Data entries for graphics

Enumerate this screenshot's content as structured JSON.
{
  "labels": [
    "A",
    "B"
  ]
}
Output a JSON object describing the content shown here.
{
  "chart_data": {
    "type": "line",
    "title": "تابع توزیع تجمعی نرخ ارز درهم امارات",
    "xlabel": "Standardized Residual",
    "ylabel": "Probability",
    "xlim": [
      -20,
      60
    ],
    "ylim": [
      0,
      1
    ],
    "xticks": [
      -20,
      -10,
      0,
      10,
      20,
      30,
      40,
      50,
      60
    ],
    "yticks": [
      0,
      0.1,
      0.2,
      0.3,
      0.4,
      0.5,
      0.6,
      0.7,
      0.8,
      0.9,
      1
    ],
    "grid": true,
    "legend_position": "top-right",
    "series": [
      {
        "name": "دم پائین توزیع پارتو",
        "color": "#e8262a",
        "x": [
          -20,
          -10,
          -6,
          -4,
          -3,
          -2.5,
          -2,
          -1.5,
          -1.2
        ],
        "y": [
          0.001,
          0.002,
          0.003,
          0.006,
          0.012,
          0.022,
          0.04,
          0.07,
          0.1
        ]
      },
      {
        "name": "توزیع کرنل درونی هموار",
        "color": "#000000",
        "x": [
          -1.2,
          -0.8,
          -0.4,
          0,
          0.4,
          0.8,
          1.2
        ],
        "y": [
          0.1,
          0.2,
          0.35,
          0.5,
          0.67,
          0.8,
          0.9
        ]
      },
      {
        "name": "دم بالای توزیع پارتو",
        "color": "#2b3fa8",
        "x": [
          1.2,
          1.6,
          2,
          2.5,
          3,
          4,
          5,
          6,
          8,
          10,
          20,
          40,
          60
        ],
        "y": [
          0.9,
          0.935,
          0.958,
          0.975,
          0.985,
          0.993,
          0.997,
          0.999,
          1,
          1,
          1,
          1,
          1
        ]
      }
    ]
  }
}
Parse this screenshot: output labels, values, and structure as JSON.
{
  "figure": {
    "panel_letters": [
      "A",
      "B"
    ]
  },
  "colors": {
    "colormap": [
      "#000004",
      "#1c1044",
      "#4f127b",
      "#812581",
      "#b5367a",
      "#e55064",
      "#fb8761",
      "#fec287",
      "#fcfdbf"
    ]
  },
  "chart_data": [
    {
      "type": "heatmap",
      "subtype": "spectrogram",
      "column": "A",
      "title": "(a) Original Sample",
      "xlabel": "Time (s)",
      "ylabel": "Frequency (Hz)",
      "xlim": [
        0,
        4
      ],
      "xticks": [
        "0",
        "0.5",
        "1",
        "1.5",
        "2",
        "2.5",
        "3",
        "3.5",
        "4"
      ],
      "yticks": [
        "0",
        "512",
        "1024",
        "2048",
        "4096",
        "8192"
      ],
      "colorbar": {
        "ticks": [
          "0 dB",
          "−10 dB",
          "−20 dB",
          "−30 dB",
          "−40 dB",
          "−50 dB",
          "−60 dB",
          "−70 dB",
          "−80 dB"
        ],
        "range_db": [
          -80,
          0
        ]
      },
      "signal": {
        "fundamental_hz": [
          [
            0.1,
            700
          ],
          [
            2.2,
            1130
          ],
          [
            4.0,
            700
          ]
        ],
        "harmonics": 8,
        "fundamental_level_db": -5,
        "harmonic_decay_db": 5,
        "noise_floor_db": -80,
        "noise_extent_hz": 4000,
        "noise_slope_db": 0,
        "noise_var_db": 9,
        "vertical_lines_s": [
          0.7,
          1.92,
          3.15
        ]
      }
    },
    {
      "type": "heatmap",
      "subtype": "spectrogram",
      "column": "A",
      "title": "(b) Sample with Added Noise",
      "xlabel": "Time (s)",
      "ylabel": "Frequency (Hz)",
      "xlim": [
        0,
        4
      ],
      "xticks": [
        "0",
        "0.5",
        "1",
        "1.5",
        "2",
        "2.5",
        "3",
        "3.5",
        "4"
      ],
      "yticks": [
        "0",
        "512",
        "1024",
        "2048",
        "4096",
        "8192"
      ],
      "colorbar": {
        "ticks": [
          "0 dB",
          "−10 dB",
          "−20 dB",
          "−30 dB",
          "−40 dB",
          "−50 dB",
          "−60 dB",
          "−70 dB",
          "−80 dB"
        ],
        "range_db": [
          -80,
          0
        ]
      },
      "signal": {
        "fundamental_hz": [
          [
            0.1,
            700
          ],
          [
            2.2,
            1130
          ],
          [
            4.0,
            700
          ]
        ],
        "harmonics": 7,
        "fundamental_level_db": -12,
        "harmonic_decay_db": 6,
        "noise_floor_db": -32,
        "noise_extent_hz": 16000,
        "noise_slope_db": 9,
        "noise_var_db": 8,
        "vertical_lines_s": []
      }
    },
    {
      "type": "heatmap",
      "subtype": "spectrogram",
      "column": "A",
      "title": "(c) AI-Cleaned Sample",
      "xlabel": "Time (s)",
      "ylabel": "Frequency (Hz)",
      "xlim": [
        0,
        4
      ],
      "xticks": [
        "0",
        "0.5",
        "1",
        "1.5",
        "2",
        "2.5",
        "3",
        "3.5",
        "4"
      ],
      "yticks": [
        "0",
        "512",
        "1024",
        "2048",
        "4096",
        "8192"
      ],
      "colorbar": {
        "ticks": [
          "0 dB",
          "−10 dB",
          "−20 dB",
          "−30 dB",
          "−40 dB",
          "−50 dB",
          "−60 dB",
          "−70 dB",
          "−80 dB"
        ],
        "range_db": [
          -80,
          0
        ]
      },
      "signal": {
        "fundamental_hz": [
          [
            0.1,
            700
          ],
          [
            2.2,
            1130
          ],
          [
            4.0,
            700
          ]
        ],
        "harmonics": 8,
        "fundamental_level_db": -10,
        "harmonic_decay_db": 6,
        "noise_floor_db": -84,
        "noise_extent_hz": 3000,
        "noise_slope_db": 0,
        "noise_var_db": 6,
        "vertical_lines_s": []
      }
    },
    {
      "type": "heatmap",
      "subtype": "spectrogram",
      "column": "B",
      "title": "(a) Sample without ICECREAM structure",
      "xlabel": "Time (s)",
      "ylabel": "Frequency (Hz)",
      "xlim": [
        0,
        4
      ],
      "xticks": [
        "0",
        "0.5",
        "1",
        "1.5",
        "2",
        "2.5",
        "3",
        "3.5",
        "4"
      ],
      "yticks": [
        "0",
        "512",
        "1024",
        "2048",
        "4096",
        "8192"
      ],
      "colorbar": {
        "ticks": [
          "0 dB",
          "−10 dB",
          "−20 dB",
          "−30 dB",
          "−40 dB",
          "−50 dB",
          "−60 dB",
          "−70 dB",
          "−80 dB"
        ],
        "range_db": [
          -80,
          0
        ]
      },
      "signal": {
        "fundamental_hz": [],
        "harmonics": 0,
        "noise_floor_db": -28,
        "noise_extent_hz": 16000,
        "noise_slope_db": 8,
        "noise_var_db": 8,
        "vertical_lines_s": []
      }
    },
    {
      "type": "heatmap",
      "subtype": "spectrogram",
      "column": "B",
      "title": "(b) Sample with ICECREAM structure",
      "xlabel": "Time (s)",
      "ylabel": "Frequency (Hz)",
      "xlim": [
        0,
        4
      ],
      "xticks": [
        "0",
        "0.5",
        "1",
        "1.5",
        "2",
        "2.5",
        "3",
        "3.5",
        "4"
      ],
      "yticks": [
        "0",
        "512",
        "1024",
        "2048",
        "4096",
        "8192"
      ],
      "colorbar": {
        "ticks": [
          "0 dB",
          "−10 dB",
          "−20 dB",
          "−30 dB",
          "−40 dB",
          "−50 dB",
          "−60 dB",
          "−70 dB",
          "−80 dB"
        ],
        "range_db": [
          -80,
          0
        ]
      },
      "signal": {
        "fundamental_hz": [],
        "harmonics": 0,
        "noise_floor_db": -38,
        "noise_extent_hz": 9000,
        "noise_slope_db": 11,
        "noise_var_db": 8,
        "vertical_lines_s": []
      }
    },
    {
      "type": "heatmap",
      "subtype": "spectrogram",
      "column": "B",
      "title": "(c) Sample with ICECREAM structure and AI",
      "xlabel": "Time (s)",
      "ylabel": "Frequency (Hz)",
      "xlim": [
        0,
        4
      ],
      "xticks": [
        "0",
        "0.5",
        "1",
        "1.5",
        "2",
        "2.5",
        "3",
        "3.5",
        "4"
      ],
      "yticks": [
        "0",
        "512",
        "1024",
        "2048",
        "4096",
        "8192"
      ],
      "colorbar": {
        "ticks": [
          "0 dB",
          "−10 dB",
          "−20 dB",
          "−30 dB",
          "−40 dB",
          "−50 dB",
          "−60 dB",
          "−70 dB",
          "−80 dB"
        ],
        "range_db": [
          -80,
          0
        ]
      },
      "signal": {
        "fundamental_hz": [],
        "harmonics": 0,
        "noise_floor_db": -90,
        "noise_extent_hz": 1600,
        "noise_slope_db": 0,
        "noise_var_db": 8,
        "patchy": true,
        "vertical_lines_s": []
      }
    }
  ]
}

▶ _GIVEN REQUEST_
From the entries, report each line that includes the word "content".

▶ _OUTPUT OF THE TASK_
Enumerate this screenshot's content as structured JSON.
Output a JSON object describing the content shown here.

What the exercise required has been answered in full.